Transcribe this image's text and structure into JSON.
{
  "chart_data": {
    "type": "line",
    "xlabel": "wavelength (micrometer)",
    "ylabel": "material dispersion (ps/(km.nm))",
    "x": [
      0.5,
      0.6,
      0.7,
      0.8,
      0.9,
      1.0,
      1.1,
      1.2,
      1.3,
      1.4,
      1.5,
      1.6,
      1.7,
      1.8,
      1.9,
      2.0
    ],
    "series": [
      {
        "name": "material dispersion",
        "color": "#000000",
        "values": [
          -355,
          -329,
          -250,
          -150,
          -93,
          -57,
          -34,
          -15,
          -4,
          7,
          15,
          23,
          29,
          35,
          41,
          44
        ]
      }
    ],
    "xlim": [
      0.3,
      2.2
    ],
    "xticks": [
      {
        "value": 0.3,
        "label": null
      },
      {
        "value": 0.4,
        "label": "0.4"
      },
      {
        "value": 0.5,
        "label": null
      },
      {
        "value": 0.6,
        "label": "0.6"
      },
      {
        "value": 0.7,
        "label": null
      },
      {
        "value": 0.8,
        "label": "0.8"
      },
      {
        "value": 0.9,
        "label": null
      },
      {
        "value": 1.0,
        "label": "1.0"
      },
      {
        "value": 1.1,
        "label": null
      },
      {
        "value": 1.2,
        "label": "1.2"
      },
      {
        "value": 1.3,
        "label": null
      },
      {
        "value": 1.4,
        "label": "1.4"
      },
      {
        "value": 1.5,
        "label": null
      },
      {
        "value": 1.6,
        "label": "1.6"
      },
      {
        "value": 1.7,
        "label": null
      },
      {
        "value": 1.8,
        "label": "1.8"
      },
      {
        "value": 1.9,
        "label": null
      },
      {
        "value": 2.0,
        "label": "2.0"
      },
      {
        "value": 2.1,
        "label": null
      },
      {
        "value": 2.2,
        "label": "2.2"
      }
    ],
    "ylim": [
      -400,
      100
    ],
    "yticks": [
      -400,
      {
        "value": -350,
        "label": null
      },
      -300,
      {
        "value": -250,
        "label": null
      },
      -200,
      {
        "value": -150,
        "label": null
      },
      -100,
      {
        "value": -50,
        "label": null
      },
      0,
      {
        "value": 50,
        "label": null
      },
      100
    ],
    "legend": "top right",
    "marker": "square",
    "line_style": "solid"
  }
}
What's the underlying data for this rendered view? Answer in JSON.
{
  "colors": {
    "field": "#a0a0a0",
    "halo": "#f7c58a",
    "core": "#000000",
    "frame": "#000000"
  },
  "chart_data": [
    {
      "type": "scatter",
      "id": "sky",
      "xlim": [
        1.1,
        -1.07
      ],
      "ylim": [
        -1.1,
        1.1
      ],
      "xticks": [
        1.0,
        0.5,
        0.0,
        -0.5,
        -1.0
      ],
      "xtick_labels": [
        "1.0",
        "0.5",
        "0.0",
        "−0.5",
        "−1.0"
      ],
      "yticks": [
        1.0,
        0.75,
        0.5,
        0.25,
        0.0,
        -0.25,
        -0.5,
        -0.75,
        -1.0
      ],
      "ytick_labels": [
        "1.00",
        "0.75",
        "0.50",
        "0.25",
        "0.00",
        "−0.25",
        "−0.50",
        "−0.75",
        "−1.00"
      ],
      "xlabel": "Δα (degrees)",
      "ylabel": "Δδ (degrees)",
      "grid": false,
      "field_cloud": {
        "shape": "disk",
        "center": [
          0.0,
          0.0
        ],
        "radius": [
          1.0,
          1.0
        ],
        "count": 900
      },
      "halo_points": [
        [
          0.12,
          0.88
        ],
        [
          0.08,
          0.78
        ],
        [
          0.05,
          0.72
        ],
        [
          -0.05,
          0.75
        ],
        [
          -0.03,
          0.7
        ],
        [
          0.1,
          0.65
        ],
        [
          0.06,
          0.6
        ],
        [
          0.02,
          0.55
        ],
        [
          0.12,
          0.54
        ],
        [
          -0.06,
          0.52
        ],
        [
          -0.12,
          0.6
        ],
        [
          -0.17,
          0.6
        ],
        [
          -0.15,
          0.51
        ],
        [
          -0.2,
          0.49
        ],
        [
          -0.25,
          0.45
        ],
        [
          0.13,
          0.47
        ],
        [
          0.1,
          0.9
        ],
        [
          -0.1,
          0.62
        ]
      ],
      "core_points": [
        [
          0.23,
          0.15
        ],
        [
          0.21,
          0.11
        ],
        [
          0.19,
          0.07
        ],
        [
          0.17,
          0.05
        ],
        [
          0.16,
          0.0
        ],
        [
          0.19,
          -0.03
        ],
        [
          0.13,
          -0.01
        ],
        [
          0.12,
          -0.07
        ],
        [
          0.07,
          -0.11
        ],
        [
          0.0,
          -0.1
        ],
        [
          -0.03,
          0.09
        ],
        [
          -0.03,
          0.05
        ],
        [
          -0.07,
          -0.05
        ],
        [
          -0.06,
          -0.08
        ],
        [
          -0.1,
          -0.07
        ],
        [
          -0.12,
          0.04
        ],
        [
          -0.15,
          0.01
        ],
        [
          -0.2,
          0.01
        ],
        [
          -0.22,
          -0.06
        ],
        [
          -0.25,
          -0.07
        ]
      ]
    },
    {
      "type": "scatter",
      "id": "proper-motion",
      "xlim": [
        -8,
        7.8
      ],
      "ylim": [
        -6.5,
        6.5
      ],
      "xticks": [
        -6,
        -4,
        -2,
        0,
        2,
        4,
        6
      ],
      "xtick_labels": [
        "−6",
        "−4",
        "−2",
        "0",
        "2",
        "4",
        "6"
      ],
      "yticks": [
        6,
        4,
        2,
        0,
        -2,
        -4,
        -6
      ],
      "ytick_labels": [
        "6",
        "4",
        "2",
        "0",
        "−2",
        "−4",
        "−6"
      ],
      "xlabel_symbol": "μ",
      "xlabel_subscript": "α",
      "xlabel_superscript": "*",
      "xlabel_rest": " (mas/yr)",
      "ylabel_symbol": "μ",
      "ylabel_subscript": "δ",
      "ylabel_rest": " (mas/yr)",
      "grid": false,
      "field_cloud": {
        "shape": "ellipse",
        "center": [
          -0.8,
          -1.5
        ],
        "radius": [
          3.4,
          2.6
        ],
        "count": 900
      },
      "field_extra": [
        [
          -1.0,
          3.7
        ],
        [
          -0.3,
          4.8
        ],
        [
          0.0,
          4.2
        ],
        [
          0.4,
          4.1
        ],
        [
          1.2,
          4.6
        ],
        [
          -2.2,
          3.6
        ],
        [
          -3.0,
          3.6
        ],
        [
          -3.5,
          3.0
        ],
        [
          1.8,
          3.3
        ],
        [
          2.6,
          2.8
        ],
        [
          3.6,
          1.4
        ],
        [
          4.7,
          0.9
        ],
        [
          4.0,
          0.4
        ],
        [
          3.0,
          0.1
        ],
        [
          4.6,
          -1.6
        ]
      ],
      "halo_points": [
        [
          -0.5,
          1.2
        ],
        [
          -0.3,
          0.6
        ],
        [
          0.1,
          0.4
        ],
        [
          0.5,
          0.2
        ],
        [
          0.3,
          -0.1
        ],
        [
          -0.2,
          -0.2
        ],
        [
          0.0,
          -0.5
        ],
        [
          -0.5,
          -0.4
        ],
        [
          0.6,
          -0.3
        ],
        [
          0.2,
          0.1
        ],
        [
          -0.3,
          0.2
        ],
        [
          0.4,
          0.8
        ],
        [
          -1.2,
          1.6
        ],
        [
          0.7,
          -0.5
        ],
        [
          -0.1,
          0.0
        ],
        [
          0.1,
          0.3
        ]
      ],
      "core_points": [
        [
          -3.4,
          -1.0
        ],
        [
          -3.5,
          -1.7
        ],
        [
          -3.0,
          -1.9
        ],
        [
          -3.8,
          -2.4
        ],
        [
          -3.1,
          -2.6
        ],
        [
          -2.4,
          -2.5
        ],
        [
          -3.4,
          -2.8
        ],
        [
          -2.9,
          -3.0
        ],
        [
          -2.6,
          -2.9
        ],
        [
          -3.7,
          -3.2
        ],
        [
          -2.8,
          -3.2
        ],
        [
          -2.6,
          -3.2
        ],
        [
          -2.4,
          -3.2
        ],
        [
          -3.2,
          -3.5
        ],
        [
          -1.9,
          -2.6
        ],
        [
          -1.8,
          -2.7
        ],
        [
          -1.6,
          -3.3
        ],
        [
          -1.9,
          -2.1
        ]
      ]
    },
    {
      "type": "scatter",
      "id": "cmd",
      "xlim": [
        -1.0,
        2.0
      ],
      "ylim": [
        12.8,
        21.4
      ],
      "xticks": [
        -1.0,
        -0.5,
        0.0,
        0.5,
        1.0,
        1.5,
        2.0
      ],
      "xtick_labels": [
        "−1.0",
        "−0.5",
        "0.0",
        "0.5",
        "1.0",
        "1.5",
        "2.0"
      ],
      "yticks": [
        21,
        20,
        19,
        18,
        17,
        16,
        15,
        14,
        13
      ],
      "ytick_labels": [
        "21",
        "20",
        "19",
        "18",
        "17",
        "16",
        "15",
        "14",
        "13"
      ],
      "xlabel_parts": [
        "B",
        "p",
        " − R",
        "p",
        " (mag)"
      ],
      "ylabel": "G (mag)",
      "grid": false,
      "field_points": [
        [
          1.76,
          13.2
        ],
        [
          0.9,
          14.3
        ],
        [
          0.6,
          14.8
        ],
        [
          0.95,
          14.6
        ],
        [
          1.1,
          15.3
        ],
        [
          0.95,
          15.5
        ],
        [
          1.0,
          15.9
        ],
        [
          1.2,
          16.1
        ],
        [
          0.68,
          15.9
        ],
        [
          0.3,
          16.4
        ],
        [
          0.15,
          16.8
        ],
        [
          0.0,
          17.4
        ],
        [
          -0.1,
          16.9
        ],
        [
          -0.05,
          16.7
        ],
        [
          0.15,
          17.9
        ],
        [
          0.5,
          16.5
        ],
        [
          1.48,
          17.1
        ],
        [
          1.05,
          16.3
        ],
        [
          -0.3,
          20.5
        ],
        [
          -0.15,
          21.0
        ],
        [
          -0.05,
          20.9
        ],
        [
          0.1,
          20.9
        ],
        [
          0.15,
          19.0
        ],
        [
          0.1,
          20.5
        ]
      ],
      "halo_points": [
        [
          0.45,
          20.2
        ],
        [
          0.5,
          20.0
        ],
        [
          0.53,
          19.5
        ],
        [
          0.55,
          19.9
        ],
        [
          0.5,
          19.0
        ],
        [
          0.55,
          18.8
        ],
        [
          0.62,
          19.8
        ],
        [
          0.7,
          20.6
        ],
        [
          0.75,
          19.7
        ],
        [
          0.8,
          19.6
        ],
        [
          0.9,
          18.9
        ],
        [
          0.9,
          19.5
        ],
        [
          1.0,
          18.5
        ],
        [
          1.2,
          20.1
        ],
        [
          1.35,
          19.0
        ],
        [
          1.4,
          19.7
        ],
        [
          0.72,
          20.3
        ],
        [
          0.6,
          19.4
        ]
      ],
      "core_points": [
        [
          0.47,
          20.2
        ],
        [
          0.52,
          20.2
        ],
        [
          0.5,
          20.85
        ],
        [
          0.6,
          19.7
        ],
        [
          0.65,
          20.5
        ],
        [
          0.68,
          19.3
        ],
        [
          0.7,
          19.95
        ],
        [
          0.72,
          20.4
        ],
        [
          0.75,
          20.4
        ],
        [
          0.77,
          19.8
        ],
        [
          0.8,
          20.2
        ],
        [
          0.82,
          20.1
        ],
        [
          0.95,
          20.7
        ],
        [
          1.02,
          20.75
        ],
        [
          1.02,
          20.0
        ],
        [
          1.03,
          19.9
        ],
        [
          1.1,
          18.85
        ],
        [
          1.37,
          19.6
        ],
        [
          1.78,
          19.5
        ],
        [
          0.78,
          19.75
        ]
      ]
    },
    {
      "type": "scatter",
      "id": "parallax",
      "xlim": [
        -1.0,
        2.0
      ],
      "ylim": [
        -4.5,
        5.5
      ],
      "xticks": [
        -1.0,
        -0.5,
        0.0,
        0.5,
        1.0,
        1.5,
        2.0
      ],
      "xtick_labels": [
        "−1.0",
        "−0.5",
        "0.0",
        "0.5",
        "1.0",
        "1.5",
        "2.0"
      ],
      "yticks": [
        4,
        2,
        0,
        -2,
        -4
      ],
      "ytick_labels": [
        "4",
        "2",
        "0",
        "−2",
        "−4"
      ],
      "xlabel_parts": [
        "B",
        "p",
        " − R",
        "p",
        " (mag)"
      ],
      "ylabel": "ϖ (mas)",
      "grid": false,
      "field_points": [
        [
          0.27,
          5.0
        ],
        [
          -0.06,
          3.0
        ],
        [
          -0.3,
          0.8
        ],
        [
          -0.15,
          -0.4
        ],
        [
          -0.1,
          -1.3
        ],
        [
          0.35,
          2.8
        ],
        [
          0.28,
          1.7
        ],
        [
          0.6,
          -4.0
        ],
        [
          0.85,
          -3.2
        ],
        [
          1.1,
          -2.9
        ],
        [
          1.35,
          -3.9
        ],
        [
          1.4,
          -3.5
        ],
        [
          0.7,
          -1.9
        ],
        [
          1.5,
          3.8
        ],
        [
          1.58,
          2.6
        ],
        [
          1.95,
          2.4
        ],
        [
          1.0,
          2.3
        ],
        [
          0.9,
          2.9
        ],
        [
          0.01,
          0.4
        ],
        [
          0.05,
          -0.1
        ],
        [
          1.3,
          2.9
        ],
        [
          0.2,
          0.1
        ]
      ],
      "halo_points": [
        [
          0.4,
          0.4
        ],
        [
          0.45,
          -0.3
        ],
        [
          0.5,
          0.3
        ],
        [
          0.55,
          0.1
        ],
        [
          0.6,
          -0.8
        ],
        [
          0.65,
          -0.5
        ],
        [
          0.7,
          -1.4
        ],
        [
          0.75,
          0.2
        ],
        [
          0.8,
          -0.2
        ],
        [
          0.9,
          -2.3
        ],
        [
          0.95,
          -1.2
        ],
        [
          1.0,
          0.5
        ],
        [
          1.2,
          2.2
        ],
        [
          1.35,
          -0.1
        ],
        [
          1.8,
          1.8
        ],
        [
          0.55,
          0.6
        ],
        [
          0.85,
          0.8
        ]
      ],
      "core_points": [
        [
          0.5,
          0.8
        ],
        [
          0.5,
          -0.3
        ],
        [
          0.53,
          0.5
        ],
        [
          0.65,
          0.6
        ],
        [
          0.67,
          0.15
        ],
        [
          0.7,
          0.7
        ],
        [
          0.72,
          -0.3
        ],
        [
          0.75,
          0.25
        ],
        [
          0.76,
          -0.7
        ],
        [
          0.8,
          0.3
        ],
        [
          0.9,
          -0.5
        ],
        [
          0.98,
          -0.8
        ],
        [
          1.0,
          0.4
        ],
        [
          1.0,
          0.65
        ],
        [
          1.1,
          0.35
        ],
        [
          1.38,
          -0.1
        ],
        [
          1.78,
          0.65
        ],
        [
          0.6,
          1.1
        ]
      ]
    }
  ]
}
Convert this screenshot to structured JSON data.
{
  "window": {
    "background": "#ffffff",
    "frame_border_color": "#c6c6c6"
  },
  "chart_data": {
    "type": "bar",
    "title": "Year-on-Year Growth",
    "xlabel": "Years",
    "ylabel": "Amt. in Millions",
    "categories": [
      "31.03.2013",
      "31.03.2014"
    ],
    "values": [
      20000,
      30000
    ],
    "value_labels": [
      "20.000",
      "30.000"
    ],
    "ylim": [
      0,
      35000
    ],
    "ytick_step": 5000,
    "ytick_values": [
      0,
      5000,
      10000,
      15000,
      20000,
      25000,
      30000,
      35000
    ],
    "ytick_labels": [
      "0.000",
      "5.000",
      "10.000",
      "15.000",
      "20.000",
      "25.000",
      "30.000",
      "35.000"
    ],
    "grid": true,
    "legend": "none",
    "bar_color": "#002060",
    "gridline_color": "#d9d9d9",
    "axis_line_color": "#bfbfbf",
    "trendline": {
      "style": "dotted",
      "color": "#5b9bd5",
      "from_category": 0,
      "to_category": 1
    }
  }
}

_ _ _ _ _ _ _

WHAT YOU NEED TO DO: In the listing, find all lines with the string "degrees" and copy them.

THE ANSWER:
      "xlabel": "Δα (degrees)",
      "ylabel": "Δδ (degrees)",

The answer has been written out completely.